══ Records supplied ══

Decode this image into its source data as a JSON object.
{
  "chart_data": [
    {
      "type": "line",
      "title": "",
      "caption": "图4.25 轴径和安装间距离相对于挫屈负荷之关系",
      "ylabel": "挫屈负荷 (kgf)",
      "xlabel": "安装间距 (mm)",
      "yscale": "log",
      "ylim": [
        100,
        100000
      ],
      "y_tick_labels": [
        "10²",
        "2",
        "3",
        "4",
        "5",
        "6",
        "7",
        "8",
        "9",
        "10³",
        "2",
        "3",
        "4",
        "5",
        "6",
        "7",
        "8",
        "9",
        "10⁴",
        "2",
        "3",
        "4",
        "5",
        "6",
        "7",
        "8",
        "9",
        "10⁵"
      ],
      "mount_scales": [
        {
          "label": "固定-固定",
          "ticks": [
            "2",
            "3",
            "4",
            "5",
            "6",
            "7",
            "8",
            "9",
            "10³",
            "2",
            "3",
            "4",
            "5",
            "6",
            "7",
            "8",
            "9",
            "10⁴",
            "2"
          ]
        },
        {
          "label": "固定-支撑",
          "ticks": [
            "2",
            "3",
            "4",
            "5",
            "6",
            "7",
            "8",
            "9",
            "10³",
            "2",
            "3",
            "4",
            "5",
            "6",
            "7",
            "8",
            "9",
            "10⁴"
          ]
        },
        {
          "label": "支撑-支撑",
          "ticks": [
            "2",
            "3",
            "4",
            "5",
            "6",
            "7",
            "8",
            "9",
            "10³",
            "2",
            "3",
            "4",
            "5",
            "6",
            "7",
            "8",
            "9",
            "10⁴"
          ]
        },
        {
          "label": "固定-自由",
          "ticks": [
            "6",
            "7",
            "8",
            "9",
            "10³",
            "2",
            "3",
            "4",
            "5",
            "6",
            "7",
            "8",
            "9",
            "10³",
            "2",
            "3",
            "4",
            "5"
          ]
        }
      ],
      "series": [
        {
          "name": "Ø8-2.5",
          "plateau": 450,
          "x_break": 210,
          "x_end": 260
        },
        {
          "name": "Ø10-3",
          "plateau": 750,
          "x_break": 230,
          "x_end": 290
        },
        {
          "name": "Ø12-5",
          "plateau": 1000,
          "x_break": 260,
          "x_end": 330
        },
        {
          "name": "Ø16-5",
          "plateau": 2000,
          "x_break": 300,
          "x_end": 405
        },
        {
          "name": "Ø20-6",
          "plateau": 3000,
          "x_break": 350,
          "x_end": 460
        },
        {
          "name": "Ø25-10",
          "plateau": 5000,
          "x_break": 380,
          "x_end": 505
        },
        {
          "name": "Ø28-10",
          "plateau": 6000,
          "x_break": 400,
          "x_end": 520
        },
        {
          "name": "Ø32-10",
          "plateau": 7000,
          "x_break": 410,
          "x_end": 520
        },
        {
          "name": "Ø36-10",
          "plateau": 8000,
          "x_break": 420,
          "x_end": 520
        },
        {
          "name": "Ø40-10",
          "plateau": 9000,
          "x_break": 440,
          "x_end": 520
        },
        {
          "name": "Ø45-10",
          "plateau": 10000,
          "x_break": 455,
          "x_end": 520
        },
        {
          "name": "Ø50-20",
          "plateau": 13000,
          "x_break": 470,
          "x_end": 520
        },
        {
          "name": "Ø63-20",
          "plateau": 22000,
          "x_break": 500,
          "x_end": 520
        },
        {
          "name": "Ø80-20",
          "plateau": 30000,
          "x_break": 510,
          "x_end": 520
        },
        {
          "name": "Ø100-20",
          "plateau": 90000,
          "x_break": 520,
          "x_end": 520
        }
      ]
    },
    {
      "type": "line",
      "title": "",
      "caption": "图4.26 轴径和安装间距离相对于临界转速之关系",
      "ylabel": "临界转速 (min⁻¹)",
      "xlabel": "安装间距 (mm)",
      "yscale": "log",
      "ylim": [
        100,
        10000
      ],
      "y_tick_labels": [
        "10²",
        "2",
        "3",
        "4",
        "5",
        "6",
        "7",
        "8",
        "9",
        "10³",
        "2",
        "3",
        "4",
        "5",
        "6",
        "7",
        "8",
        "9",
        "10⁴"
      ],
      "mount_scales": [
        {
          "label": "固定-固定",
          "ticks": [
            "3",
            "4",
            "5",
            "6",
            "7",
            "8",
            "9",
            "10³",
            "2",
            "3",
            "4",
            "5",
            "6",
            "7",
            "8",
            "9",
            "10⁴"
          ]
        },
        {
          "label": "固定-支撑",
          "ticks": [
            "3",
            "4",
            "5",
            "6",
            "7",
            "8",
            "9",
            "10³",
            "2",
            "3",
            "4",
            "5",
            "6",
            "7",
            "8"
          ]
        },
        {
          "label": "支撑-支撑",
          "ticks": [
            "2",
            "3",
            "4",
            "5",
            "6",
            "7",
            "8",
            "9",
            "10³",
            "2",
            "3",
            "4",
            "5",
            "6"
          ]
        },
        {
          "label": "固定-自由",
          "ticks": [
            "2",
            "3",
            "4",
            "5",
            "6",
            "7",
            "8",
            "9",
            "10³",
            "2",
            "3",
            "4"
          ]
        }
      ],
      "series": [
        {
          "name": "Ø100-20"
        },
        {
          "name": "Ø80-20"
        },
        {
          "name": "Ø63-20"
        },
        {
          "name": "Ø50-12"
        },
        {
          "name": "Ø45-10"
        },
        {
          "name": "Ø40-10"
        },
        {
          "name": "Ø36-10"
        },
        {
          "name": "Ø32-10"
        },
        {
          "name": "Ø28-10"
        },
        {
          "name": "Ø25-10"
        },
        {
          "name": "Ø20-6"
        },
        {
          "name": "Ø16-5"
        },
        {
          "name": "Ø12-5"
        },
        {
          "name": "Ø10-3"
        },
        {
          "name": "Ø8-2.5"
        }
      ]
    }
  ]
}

═══

• Exercise task
All the entries above need to be reproduced exactly.

• Solution to this problem
Decode this image into its source data as a JSON object.
{
  "chart_data": [
    {
      "type": "line",
      "title": "",
      "caption": "图4.25 轴径和安装间距离相对于挫屈负荷之关系",
      "ylabel": "挫屈负荷 (kgf)",
      "xlabel": "安装间距 (mm)",
      "yscale": "log",
      "ylim": [
        100,
        100000
      ],
      "y_tick_labels": [
        "10²",
        "2",
        "3",
        "4",
        "5",
        "6",
        "7",
        "8",
        "9",
        "10³",
        "2",
        "3",
        "4",
        "5",
        "6",
        "7",
        "8",
        "9",
        "10⁴",
        "2",
        "3",
        "4",
        "5",
        "6",
        "7",
        "8",
        "9",
        "10⁵"
      ],
      "mount_scales": [
        {
          "label": "固定-固定",
          "ticks": [
            "2",
            "3",
            "4",
            "5",
            "6",
            "7",
            "8",
            "9",
            "10³",
            "2",
            "3",
            "4",
            "5",
            "6",
            "7",
            "8",
            "9",
            "10⁴",
            "2"
          ]
        },
        {
          "label": "固定-支撑",
          "ticks": [
            "2",
            "3",
            "4",
            "5",
            "6",
            "7",
            "8",
            "9",
            "10³",
            "2",
            "3",
            "4",
            "5",
            "6",
            "7",
            "8",
            "9",
            "10⁴"
          ]
        },
        {
          "label": "支撑-支撑",
          "ticks": [
            "2",
            "3",
            "4",
            "5",
            "6",
            "7",
            "8",
            "9",
            "10³",
            "2",
            "3",
            "4",
            "5",
            "6",
            "7",
            "8",
            "9",
            "10⁴"
          ]
        },
        {
          "label": "固定-自由",
          "ticks": [
            "6",
            "7",
            "8",
            "9",
            "10³",
            "2",
            "3",
            "4",
            "5",
            "6",
            "7",
            "8",
            "9",
            "10³",
            "2",
            "3",
            "4",
            "5"
          ]
        }
      ],
      "series": [
        {
          "name": "Ø8-2.5",
          "plateau": 450,
          "x_break": 210,
          "x_end": 260
        },
        {
          "name": "Ø10-3",
          "plateau": 750,
          "x_break": 230,
          "x_end": 290
        },
        {
          "name": "Ø12-5",
          "plateau": 1000,
          "x_break": 260,
          "x_end": 330
        },
        {
          "name": "Ø16-5",
          "plateau": 2000,
          "x_break": 300,
          "x_end": 405
        },
        {
          "name": "Ø20-6",
          "plateau": 3000,
          "x_break": 350,
          "x_end": 460
        },
        {
          "name": "Ø25-10",
          "plateau": 5000,
          "x_break": 380,
          "x_end": 505
        },
        {
          "name": "Ø28-10",
          "plateau": 6000,
          "x_break": 400,
          "x_end": 520
        },
        {
          "name": "Ø32-10",
          "plateau": 7000,
          "x_break": 410,
          "x_end": 520
        },
        {
          "name": "Ø36-10",
          "plateau": 8000,
          "x_break": 420,
          "x_end": 520
        },
        {
          "name": "Ø40-10",
          "plateau": 9000,
          "x_break": 440,
          "x_end": 520
        },
        {
          "name": "Ø45-10",
          "plateau": 10000,
          "x_break": 455,
          "x_end": 520
        },
        {
          "name": "Ø50-20",
          "plateau": 13000,
          "x_break": 470,
          "x_end": 520
        },
        {
          "name": "Ø63-20",
          "plateau": 22000,
          "x_break": 500,
          "x_end": 520
        },
        {
          "name": "Ø80-20",
          "plateau": 30000,
          "x_break": 510,
          "x_end": 520
        },
        {
          "name": "Ø100-20",
          "plateau": 90000,
          "x_break": 520,
          "x_end": 520
        }
      ]
    },
    {
      "type": "line",
      "title": "",
      "caption": "图4.26 轴径和安装间距离相对于临界转速之关系",
      "ylabel": "临界转速 (min⁻¹)",
      "xlabel": "安装间距 (mm)",
      "yscale": "log",
      "ylim": [
        100,
        10000
      ],
      "y_tick_labels": [
        "10²",
        "2",
        "3",
        "4",
        "5",
        "6",
        "7",
        "8",
        "9",
        "10³",
        "2",
        "3",
        "4",
        "5",
        "6",
        "7",
        "8",
        "9",
        "10⁴"
      ],
      "mount_scales": [
        {
          "label": "固定-固定",
          "ticks": [
            "3",
            "4",
            "5",
            "6",
            "7",
            "8",
            "9",
            "10³",
            "2",
            "3",
            "4",
            "5",
            "6",
            "7",
            "8",
            "9",
            "10⁴"
          ]
        },
        {
          "label": "固定-支撑",
          "ticks": [
            "3",
            "4",
            "5",
            "6",
            "7",
            "8",
            "9",
            "10³",
            "2",
            "3",
            "4",
            "5",
            "6",
            "7",
            "8"
          ]
        },
        {
          "label": "支撑-支撑",
          "ticks": [
            "2",
            "3",
            "4",
            "5",
            "6",
            "7",
            "8",
            "9",
            "10³",
            "2",
            "3",
            "4",
            "5",
            "6"
          ]
        },
        {
          "label": "固定-自由",
          "ticks": [
            "2",
            "3",
            "4",
            "5",
            "6",
            "7",
            "8",
            "9",
            "10³",
            "2",
            "3",
            "4"
          ]
        }
      ],
      "series": [
        {
          "name": "Ø100-20"
        },
        {
          "name": "Ø80-20"
        },
        {
          "name": "Ø63-20"
        },
        {
          "name": "Ø50-12"
        },
        {
          "name": "Ø45-10"
        },
        {
          "name": "Ø40-10"
        },
        {
          "name": "Ø36-10"
        },
        {
          "name": "Ø32-10"
        },
        {
          "name": "Ø28-10"
        },
        {
          "name": "Ø25-10"
        },
        {
          "name": "Ø20-6"
        },
        {
          "name": "Ø16-5"
        },
        {
          "name": "Ø12-5"
        },
        {
          "name": "Ø10-3"
        },
        {
          "name": "Ø8-2.5"
        }
      ]
    }
  ]
}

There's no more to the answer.